• _Goal of the exercise_: Repeat the material below exactly, with no pictures.

• _Given records_:
● ● ● ● ●

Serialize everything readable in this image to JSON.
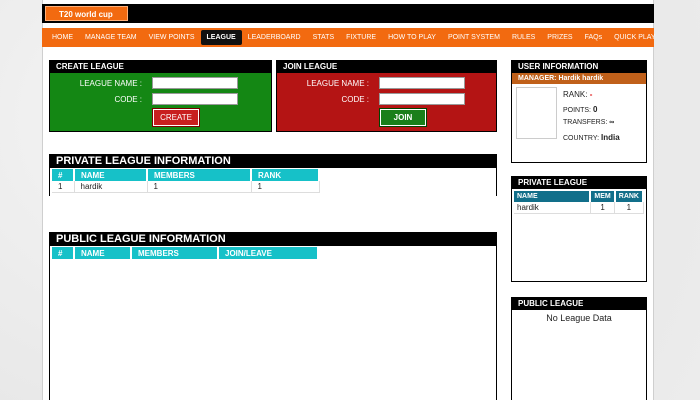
{
  "brand": "T20 world cup",
  "nav": [
    "HOME",
    "MANAGE TEAM",
    "VIEW POINTS",
    "LEAGUE",
    "LEADERBOARD",
    "STATS",
    "FIXTURE",
    "HOW TO PLAY",
    "POINT SYSTEM",
    "RULES",
    "PRIZES",
    "FAQs",
    "QUICK PLAY"
  ],
  "nav_active": "LEAGUE",
  "create": {
    "title": "CREATE LEAGUE",
    "league_name_label": "LEAGUE NAME :",
    "code_label": "CODE :",
    "league_name_value": "",
    "code_value": "",
    "button": "CREATE"
  },
  "join": {
    "title": "JOIN LEAGUE",
    "league_name_label": "LEAGUE NAME :",
    "code_label": "CODE :",
    "league_name_value": "",
    "code_value": "",
    "button": "JOIN"
  },
  "private_info": {
    "title": "PRIVATE LEAGUE INFORMATION",
    "headers": [
      "#",
      "NAME",
      "MEMBERS",
      "RANK"
    ],
    "rows": [
      [
        "1",
        "hardik",
        "1",
        "1"
      ]
    ]
  },
  "public_info": {
    "title": "PUBLIC LEAGUE INFORMATION",
    "headers": [
      "#",
      "NAME",
      "MEMBERS",
      "JOIN/LEAVE"
    ]
  },
  "user": {
    "title": "USER INFORMATION",
    "manager": "MANAGER: Hardik hardik",
    "rank_label": "RANK:",
    "rank_value": "-",
    "points_label": "POINTS:",
    "points_value": "0",
    "transfers_label": "TRANSFERS:",
    "transfers_value": "∞",
    "country_label": "COUNTRY:",
    "country_value": "India"
  },
  "side_private": {
    "title": "PRIVATE LEAGUE",
    "headers": [
      "NAME",
      "MEM",
      "RANK"
    ],
    "rows": [
      [
        "hardik",
        "1",
        "1"
      ]
    ]
  },
  "side_public": {
    "title": "PUBLIC LEAGUE",
    "empty": "No League Data"
  },
  "colors": {
    "orange": "#f26a10",
    "create_green": "#148714",
    "join_red": "#b41414",
    "teal_header": "#16c1c8",
    "dark_teal_header": "#126f8a"
  }
}
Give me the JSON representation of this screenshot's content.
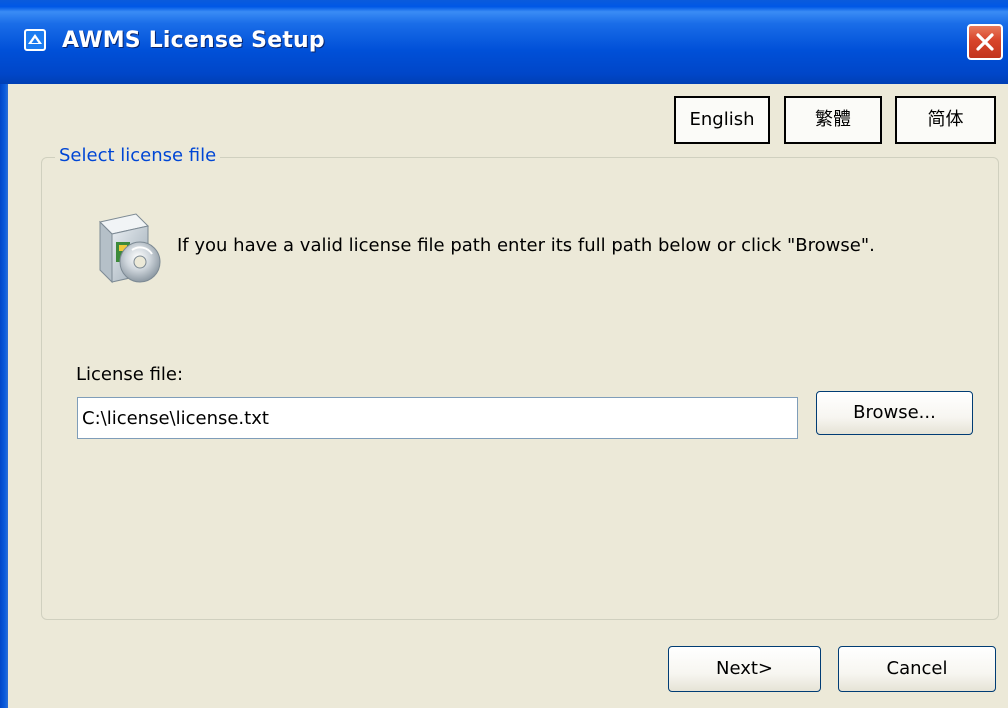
{
  "window": {
    "title": "AWMS License Setup",
    "app_icon": "awms-app-icon",
    "close_icon": "close-icon"
  },
  "languages": {
    "english": "English",
    "traditional_chinese": "繁體",
    "simplified_chinese": "简体"
  },
  "group": {
    "legend": "Select license file",
    "icon": "software-disc-icon",
    "instruction": "If you have a valid license file path enter its full path below or click \"Browse\".",
    "field_label": "License file:",
    "field_value": "C:\\license\\license.txt",
    "browse_label": "Browse..."
  },
  "footer": {
    "next_label": "Next>",
    "cancel_label": "Cancel"
  },
  "colors": {
    "titlebar": "#0050d8",
    "dialog_bg": "#ece9d8",
    "legend_text": "#0046d5",
    "close_button": "#d8442a"
  }
}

● ● ● ● ●

• _Worked answer_:
Serialize everything readable in this image to JSON.
{
  "brand": "T20 world cup",
  "nav": [
    "HOME",
    "MANAGE TEAM",
    "VIEW POINTS",
    "LEAGUE",
    "LEADERBOARD",
    "STATS",
    "FIXTURE",
    "HOW TO PLAY",
    "POINT SYSTEM",
    "RULES",
    "PRIZES",
    "FAQs",
    "QUICK PLAY"
  ],
  "nav_active": "LEAGUE",
  "create": {
    "title": "CREATE LEAGUE",
    "league_name_label": "LEAGUE NAME :",
    "code_label": "CODE :",
    "league_name_value": "",
    "code_value": "",
    "button": "CREATE"
  },
  "join": {
    "title": "JOIN LEAGUE",
    "league_name_label": "LEAGUE NAME :",
    "code_label": "CODE :",
    "league_name_value": "",
    "code_value": "",
    "button": "JOIN"
  },
  "private_info": {
    "title": "PRIVATE LEAGUE INFORMATION",
    "headers": [
      "#",
      "NAME",
      "MEMBERS",
      "RANK"
    ],
    "rows": [
      [
        "1",
        "hardik",
        "1",
        "1"
      ]
    ]
  },
  "public_info": {
    "title": "PUBLIC LEAGUE INFORMATION",
    "headers": [
      "#",
      "NAME",
      "MEMBERS",
      "JOIN/LEAVE"
    ]
  },
  "user": {
    "title": "USER INFORMATION",
    "manager": "MANAGER: Hardik hardik",
    "rank_label": "RANK:",
    "rank_value": "-",
    "points_label": "POINTS:",
    "points_value": "0",
    "transfers_label": "TRANSFERS:",
    "transfers_value": "∞",
    "country_label": "COUNTRY:",
    "country_value": "India"
  },
  "side_private": {
    "title": "PRIVATE LEAGUE",
    "headers": [
      "NAME",
      "MEM",
      "RANK"
    ],
    "rows": [
      [
        "hardik",
        "1",
        "1"
      ]
    ]
  },
  "side_public": {
    "title": "PUBLIC LEAGUE",
    "empty": "No League Data"
  },
  "colors": {
    "orange": "#f26a10",
    "create_green": "#148714",
    "join_red": "#b41414",
    "teal_header": "#16c1c8",
    "dark_teal_header": "#126f8a"
  }
}
Give me the JSON representation of this screenshot's content.
{
  "window": {
    "title": "AWMS License Setup",
    "app_icon": "awms-app-icon",
    "close_icon": "close-icon"
  },
  "languages": {
    "english": "English",
    "traditional_chinese": "繁體",
    "simplified_chinese": "简体"
  },
  "group": {
    "legend": "Select license file",
    "icon": "software-disc-icon",
    "instruction": "If you have a valid license file path enter its full path below or click \"Browse\".",
    "field_label": "License file:",
    "field_value": "C:\\license\\license.txt",
    "browse_label": "Browse..."
  },
  "footer": {
    "next_label": "Next>",
    "cancel_label": "Cancel"
  },
  "colors": {
    "titlebar": "#0050d8",
    "dialog_bg": "#ece9d8",
    "legend_text": "#0046d5",
    "close_button": "#d8442a"
  }
}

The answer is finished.